**What you have to do:** Write out every line of the material as it stands, apart from the pictures.

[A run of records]

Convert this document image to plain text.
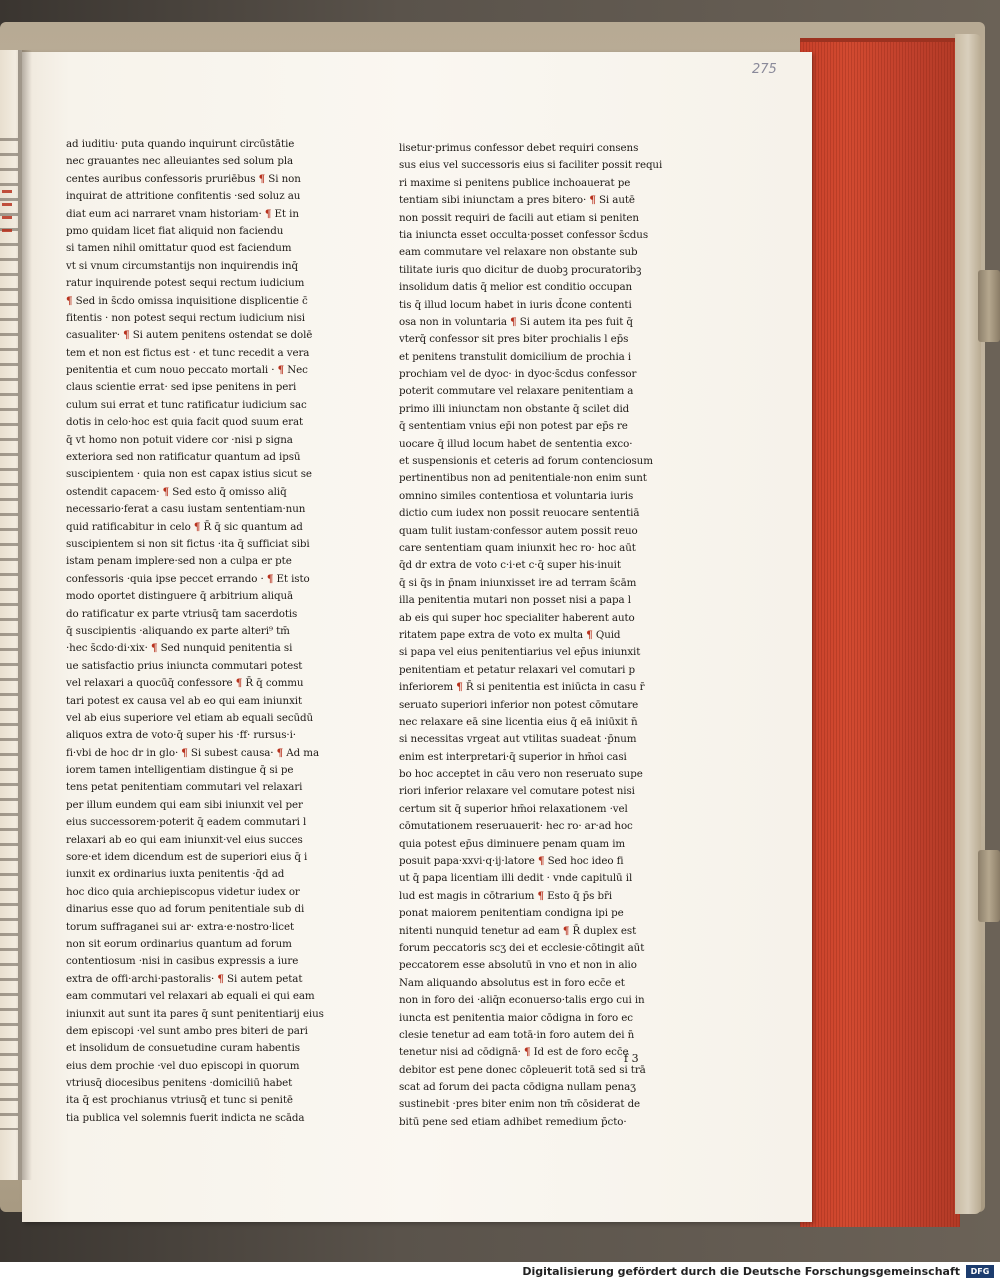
275
ad iuditiu· puta quando inquirunt circūstātie
nec grauantes nec alleuiantes sed solum pla
centes auribus confessoris pruriēbus ¶ Si non
inquirat de attritione confitentis ·sed soluz au
diat eum aci narraret vnam historiam· ¶ Et in
pmo quidam licet fiat aliquid non faciendu
si tamen nihil omittatur quod est faciendum
vt si vnum circumstantijs non inquirendis inq̄
ratur inquirende potest sequi rectum iudicium
¶ Sed in s̄cdo omissa inquisitione displicentie c̄
fitentis · non potest sequi rectum iudicium nisi
casualiter· ¶ Si autem penitens ostendat se dolē
tem et non est fictus est · et tunc recedit a vera
penitentia et cum nouo peccato mortali · ¶ Nec
claus scientie errat· sed ipse penitens in peri
culum sui errat et tunc ratificatur iudicium sac
dotis in celo·hoc est quia facit quod suum erat
q̄ vt homo non potuit videre cor ·nisi p signa
exteriora sed non ratificatur quantum ad ipsū
suscipientem · quia non est capax istius sicut se
ostendit capacem· ¶ Sed esto q̄ omisso aliq̄
necessario·ferat a casu iustam sententiam·nun
quid ratificabitur in celo ¶ R̄ q̄ sic quantum ad
suscipientem si non sit fictus ·ita q̄ sufficiat sibi
istam penam implere·sed non a culpa er pte
confessoris ·quia ipse peccet errando · ¶ Et isto
modo oportet distinguere q̄ arbitrium aliquā
do ratificatur ex parte vtriusq̄ tam sacerdotis
q̄ suscipientis ·aliquando ex parte alteri⁹ tm̄
·hec s̄cdo·di·xix· ¶ Sed nunquid penitentia si
ue satisfactio prius iniuncta commutari potest
vel relaxari a quocūq̄ confessore ¶ R̄ q̄ commu
tari potest ex causa vel ab eo qui eam iniunxit
vel ab eius superiore vel etiam ab equali secūdū
aliquos extra de voto·q̄ super his ·ff· rursus·i·
fi·vbi de hoc dr in glo· ¶ Si subest causa· ¶ Ad ma
iorem tamen intelligentiam distingue q̄ si pe
tens petat penitentiam commutari vel relaxari
per illum eundem qui eam sibi iniunxit vel per
eius successorem·poterit q̄ eadem commutari l
relaxari ab eo qui eam iniunxit·vel eius succes
sore·et idem dicendum est de superiori eius q̄ i
iunxit ex ordinarius iuxta penitentis ·q̄d ad
hoc dico quia archiepiscopus videtur iudex or
dinarius esse quo ad forum penitentiale sub di
torum suffraganei sui ar· extra·e·nostro·licet
non sit eorum ordinarius quantum ad forum
contentiosum ·nisi in casibus expressis a iure
extra de offi·archi·pastoralis· ¶ Si autem petat
eam commutari vel relaxari ab equali ei qui eam
iniunxit aut sunt ita pares q̄ sunt penitentiarij eius
dem episcopi ·vel sunt ambo pres biteri de pari
et insolidum de consuetudine curam habentis
eius dem prochie ·vel duo episcopi in quorum
vtriusq̄ diocesibus penitens ·domiciliū habet
ita q̄ est prochianus vtriusq̄ et tunc si penitē
tia publica vel solemnis fuerit indicta ne scāda
lisetur·primus confessor debet requiri consens
sus eius vel successoris eius si faciliter possit requi
ri maxime si penitens publice inchoauerat pe
tentiam sibi iniunctam a pres bitero· ¶ Si autē
non possit requiri de facili aut etiam si peniten
tia iniuncta esset occulta·posset confessor s̄cdus
eam commutare vel relaxare non obstante sub
tilitate iuris quo dicitur de duobꝫ procuratoribꝫ
insolidum datis q̄ melior est conditio occupan
tis q̄ illud locum habet in iuris d̄cone contenti
osa non in voluntaria ¶ Si autem ita pes fuit q̄
vterq̄ confessor sit pres biter prochialis l ep̄s
et penitens transtulit domicilium de prochia i
prochiam vel de dyoc· in dyoc·s̄cdus confessor
poterit commutare vel relaxare penitentiam a
primo illi iniunctam non obstante q̄ scilet did
q̄ sententiam vnius ep̄i non potest par ep̄s re
uocare q̄ illud locum habet de sententia exco·
et suspensionis et ceteris ad forum contenciosum
pertinentibus non ad penitentiale·non enim sunt
omnino similes contentiosa et voluntaria iuris
dictio cum iudex non possit reuocare sententiā
quam tulit iustam·confessor autem possit reuo
care sententiam quam iniunxit hec ro· hoc aūt
q̄d dr extra de voto c·i·et c·q̄ super his·inuit
q̄ si q̄s in p̄nam iniunxisset ire ad terram s̄cām
illa penitentia mutari non posset nisi a papa l
ab eis qui super hoc specialiter haberent auto
ritatem pape extra de voto ex multa ¶ Quid
si papa vel eius penitentiarius vel ep̄us iniunxit
penitentiam et petatur relaxari vel comutari p
inferiorem ¶ R̄ si penitentia est iniūcta in casu r̄
seruato superiori inferior non potest cōmutare
nec relaxare eā sine licentia eius q̄ eā iniūxit n̄
si necessitas vrgeat aut vtilitas suadeat ·p̄num
enim est interpretari·q̄ superior in hm̄oi casi
bo hoc acceptet in cāu vero non reseruato supe
riori inferior relaxare vel comutare potest nisi
certum sit q̄ superior hm̄oi relaxationem ·vel
cōmutationem reseruauerit· hec ro· ar·ad hoc
quia potest ep̄us diminuere penam quam im
posuit papa·xxvi·q·ij·latore ¶ Sed hoc ideo fi
ut q̄ papa licentiam illi dedit · vnde capitulū il
lud est magis in cōtrarium ¶ Esto q̄ p̄s br̄i
ponat maiorem penitentiam condigna ipi pe
nitenti nunquid tenetur ad eam ¶ R̄ duplex est
forum peccatoris scʒ dei et ecclesie·cōtingit aūt
peccatorem esse absolutū in vno et non in alio
Nam aliquando absolutus est in foro ecc̄e et
non in foro dei ·aliq̄n econuerso·talis ergo cui in
iuncta est penitentia maior cōdigna in foro ec
clesie tenetur ad eam totā·in foro autem dei n̄
tenetur nisi ad cōdignā· ¶ Id est de foro ecc̄e
debitor est pene donec cōpleuerit totā sed si trā
scat ad forum dei pacta cōdigna nullam penaʒ
sustinebit ·pres biter enim non tm̄ cōsiderat de
bitū pene sed etiam adhibet remedium p̄cto·
f 3
Digitalisierung gefördert durch die Deutsche Forschungsgemeinschaft	DFG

**The completed task:**
Convert this document image to plain text.
275
ad iuditiu· puta quando inquirunt circūstātie
nec grauantes nec alleuiantes sed solum pla
centes auribus confessoris pruriēbus ¶ Si non
inquirat de attritione confitentis ·sed soluz au
diat eum aci narraret vnam historiam· ¶ Et in
pmo quidam licet fiat aliquid non faciendu
si tamen nihil omittatur quod est faciendum
vt si vnum circumstantijs non inquirendis inq̄
ratur inquirende potest sequi rectum iudicium
¶ Sed in s̄cdo omissa inquisitione displicentie c̄
fitentis · non potest sequi rectum iudicium nisi
casualiter· ¶ Si autem penitens ostendat se dolē
tem et non est fictus est · et tunc recedit a vera
penitentia et cum nouo peccato mortali · ¶ Nec
claus scientie errat· sed ipse penitens in peri
culum sui errat et tunc ratificatur iudicium sac
dotis in celo·hoc est quia facit quod suum erat
q̄ vt homo non potuit videre cor ·nisi p signa
exteriora sed non ratificatur quantum ad ipsū
suscipientem · quia non est capax istius sicut se
ostendit capacem· ¶ Sed esto q̄ omisso aliq̄
necessario·ferat a casu iustam sententiam·nun
quid ratificabitur in celo ¶ R̄ q̄ sic quantum ad
suscipientem si non sit fictus ·ita q̄ sufficiat sibi
istam penam implere·sed non a culpa er pte
confessoris ·quia ipse peccet errando · ¶ Et isto
modo oportet distinguere q̄ arbitrium aliquā
do ratificatur ex parte vtriusq̄ tam sacerdotis
q̄ suscipientis ·aliquando ex parte alteri⁹ tm̄
·hec s̄cdo·di·xix· ¶ Sed nunquid penitentia si
ue satisfactio prius iniuncta commutari potest
vel relaxari a quocūq̄ confessore ¶ R̄ q̄ commu
tari potest ex causa vel ab eo qui eam iniunxit
vel ab eius superiore vel etiam ab equali secūdū
aliquos extra de voto·q̄ super his ·ff· rursus·i·
fi·vbi de hoc dr in glo· ¶ Si subest causa· ¶ Ad ma
iorem tamen intelligentiam distingue q̄ si pe
tens petat penitentiam commutari vel relaxari
per illum eundem qui eam sibi iniunxit vel per
eius successorem·poterit q̄ eadem commutari l
relaxari ab eo qui eam iniunxit·vel eius succes
sore·et idem dicendum est de superiori eius q̄ i
iunxit ex ordinarius iuxta penitentis ·q̄d ad
hoc dico quia archiepiscopus videtur iudex or
dinarius esse quo ad forum penitentiale sub di
torum suffraganei sui ar· extra·e·nostro·licet
non sit eorum ordinarius quantum ad forum
contentiosum ·nisi in casibus expressis a iure
extra de offi·archi·pastoralis· ¶ Si autem petat
eam commutari vel relaxari ab equali ei qui eam
iniunxit aut sunt ita pares q̄ sunt penitentiarij eius
dem episcopi ·vel sunt ambo pres biteri de pari
et insolidum de consuetudine curam habentis
eius dem prochie ·vel duo episcopi in quorum
vtriusq̄ diocesibus penitens ·domiciliū habet
ita q̄ est prochianus vtriusq̄ et tunc si penitē
tia publica vel solemnis fuerit indicta ne scāda
lisetur·primus confessor debet requiri consens
sus eius vel successoris eius si faciliter possit requi
ri maxime si penitens publice inchoauerat pe
tentiam sibi iniunctam a pres bitero· ¶ Si autē
non possit requiri de facili aut etiam si peniten
tia iniuncta esset occulta·posset confessor s̄cdus
eam commutare vel relaxare non obstante sub
tilitate iuris quo dicitur de duobꝫ procuratoribꝫ
insolidum datis q̄ melior est conditio occupan
tis q̄ illud locum habet in iuris d̄cone contenti
osa non in voluntaria ¶ Si autem ita pes fuit q̄
vterq̄ confessor sit pres biter prochialis l ep̄s
et penitens transtulit domicilium de prochia i
prochiam vel de dyoc· in dyoc·s̄cdus confessor
poterit commutare vel relaxare penitentiam a
primo illi iniunctam non obstante q̄ scilet did
q̄ sententiam vnius ep̄i non potest par ep̄s re
uocare q̄ illud locum habet de sententia exco·
et suspensionis et ceteris ad forum contenciosum
pertinentibus non ad penitentiale·non enim sunt
omnino similes contentiosa et voluntaria iuris
dictio cum iudex non possit reuocare sententiā
quam tulit iustam·confessor autem possit reuo
care sententiam quam iniunxit hec ro· hoc aūt
q̄d dr extra de voto c·i·et c·q̄ super his·inuit
q̄ si q̄s in p̄nam iniunxisset ire ad terram s̄cām
illa penitentia mutari non posset nisi a papa l
ab eis qui super hoc specialiter haberent auto
ritatem pape extra de voto ex multa ¶ Quid
si papa vel eius penitentiarius vel ep̄us iniunxit
penitentiam et petatur relaxari vel comutari p
inferiorem ¶ R̄ si penitentia est iniūcta in casu r̄
seruato superiori inferior non potest cōmutare
nec relaxare eā sine licentia eius q̄ eā iniūxit n̄
si necessitas vrgeat aut vtilitas suadeat ·p̄num
enim est interpretari·q̄ superior in hm̄oi casi
bo hoc acceptet in cāu vero non reseruato supe
riori inferior relaxare vel comutare potest nisi
certum sit q̄ superior hm̄oi relaxationem ·vel
cōmutationem reseruauerit· hec ro· ar·ad hoc
quia potest ep̄us diminuere penam quam im
posuit papa·xxvi·q·ij·latore ¶ Sed hoc ideo fi
ut q̄ papa licentiam illi dedit · vnde capitulū il
lud est magis in cōtrarium ¶ Esto q̄ p̄s br̄i
ponat maiorem penitentiam condigna ipi pe
nitenti nunquid tenetur ad eam ¶ R̄ duplex est
forum peccatoris scʒ dei et ecclesie·cōtingit aūt
peccatorem esse absolutū in vno et non in alio
Nam aliquando absolutus est in foro ecc̄e et
non in foro dei ·aliq̄n econuerso·talis ergo cui in
iuncta est penitentia maior cōdigna in foro ec
clesie tenetur ad eam totā·in foro autem dei n̄
tenetur nisi ad cōdignā· ¶ Id est de foro ecc̄e
debitor est pene donec cōpleuerit totā sed si trā
scat ad forum dei pacta cōdigna nullam penaʒ
sustinebit ·pres biter enim non tm̄ cōsiderat de
bitū pene sed etiam adhibet remedium p̄cto·
f 3
Digitalisierung gefördert durch die Deutsche Forschungsgemeinschaft	DFG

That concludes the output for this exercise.